**Exercise aim**
Scan the material below for the string "following", and copy every line where it shows up.

[start of Working data]

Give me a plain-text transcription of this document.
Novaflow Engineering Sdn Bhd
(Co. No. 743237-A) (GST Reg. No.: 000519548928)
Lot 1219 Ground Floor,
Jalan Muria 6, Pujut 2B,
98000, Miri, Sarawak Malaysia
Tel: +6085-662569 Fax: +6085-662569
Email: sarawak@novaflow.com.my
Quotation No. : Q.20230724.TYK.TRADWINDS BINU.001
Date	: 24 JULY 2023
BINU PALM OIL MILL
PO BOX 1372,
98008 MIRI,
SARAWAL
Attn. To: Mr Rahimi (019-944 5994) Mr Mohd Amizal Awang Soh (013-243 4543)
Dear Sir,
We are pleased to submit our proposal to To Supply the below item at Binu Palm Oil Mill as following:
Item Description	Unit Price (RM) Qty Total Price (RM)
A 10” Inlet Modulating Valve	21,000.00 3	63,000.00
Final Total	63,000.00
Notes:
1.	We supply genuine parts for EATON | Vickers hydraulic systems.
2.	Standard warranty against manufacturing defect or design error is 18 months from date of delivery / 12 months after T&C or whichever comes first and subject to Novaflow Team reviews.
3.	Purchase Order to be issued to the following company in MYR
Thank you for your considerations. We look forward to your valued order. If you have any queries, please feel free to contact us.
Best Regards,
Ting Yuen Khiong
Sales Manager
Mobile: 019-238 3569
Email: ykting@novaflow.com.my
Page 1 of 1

[end of Working data]

**Result**
We are pleased to submit our proposal to To Supply the below item at Binu Palm Oil Mill as following:
3.	Purchase Order to be issued to the following company in MYR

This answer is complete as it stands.